-- Start of EXERCISE INPUTS --

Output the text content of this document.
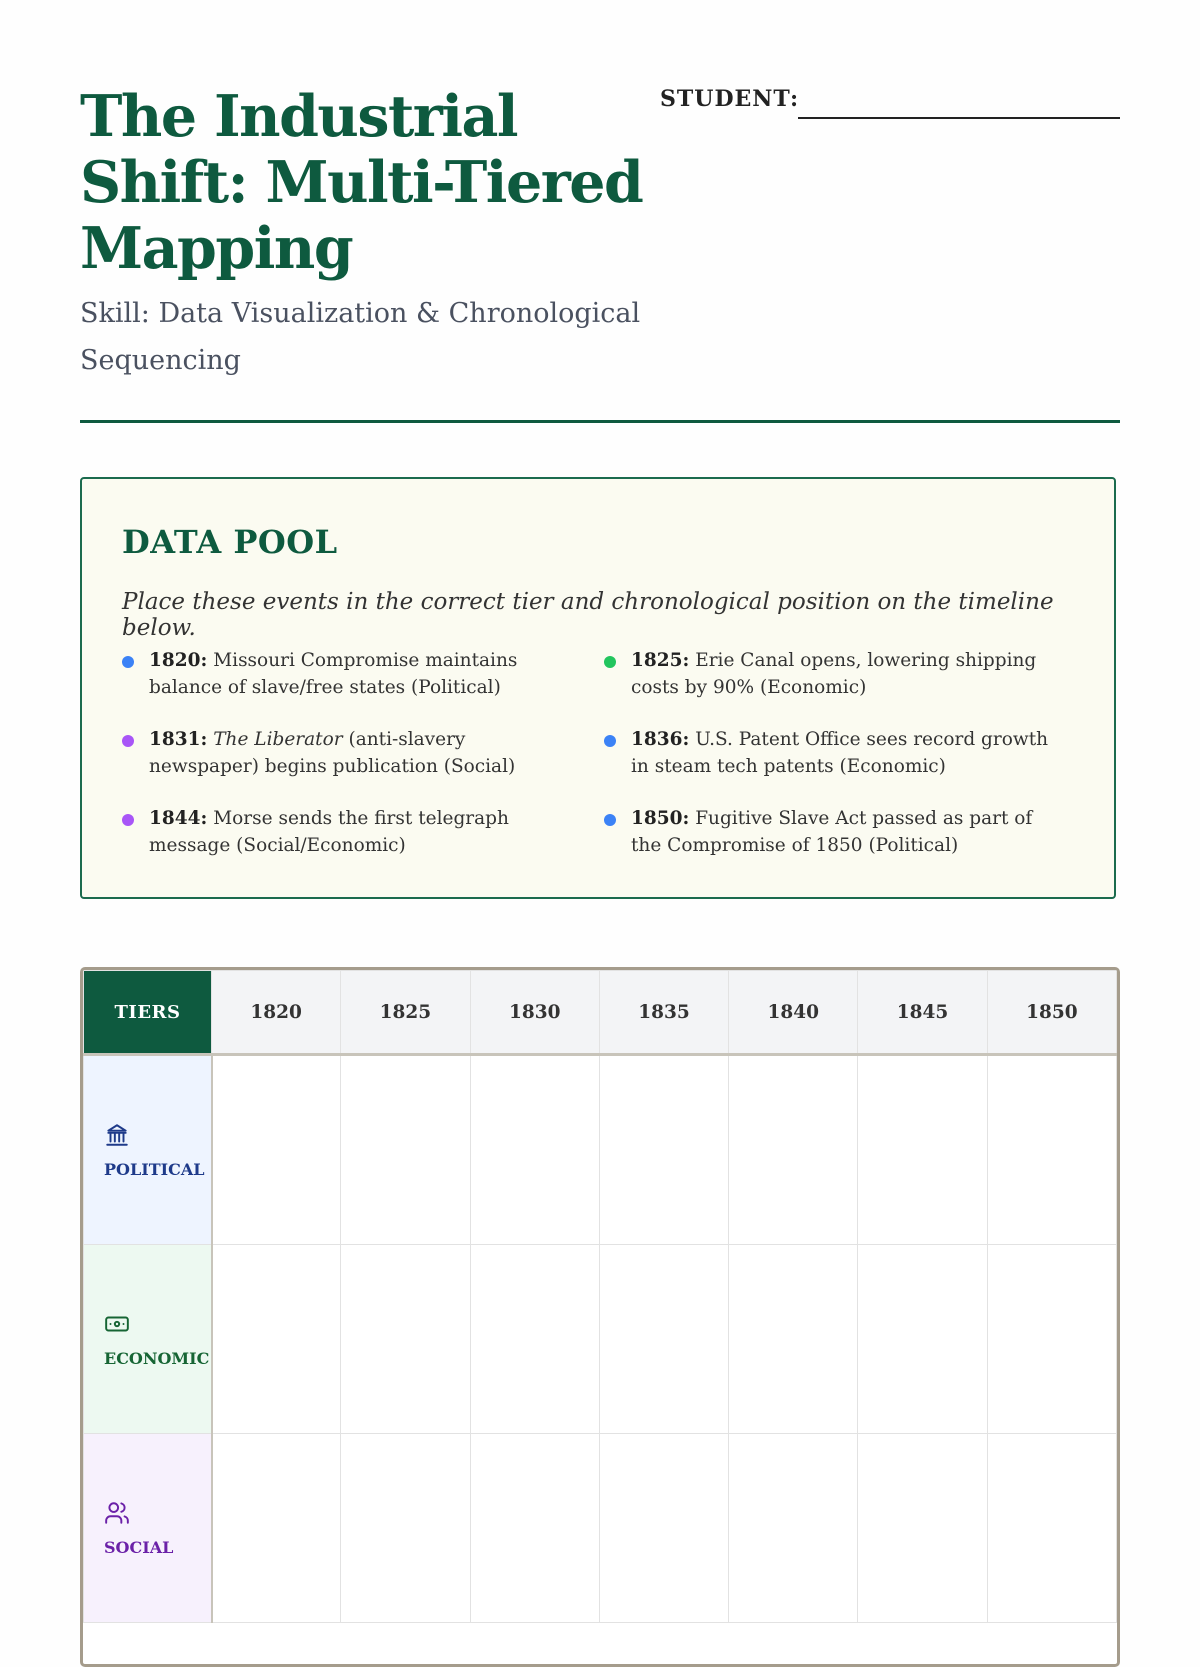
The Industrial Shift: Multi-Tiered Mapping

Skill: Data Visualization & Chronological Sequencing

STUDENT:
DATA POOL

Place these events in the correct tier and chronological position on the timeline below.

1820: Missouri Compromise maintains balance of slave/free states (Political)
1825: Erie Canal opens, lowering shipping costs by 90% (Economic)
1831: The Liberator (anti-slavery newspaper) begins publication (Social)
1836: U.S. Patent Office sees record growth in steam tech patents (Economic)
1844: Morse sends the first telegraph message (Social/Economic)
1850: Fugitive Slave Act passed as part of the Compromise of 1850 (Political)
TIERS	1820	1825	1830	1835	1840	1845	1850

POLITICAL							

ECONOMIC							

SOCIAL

-- End of EXERCISE INPUTS --

• **TASK OBJECTIVE**
Apart from the pictures, the entries above are to be repeated in full and exactly.

• **FINAL RESULT**
Output the text content of this document.
The Industrial Shift: Multi-Tiered Mapping

Skill: Data Visualization & Chronological Sequencing

STUDENT:
DATA POOL

Place these events in the correct tier and chronological position on the timeline below.

1820: Missouri Compromise maintains balance of slave/free states (Political)
1825: Erie Canal opens, lowering shipping costs by 90% (Economic)
1831: The Liberator (anti-slavery newspaper) begins publication (Social)
1836: U.S. Patent Office sees record growth in steam tech patents (Economic)
1844: Morse sends the first telegraph message (Social/Economic)
1850: Fugitive Slave Act passed as part of the Compromise of 1850 (Political)
TIERS	1820	1825	1830	1835	1840	1845	1850

POLITICAL							

ECONOMIC							

SOCIAL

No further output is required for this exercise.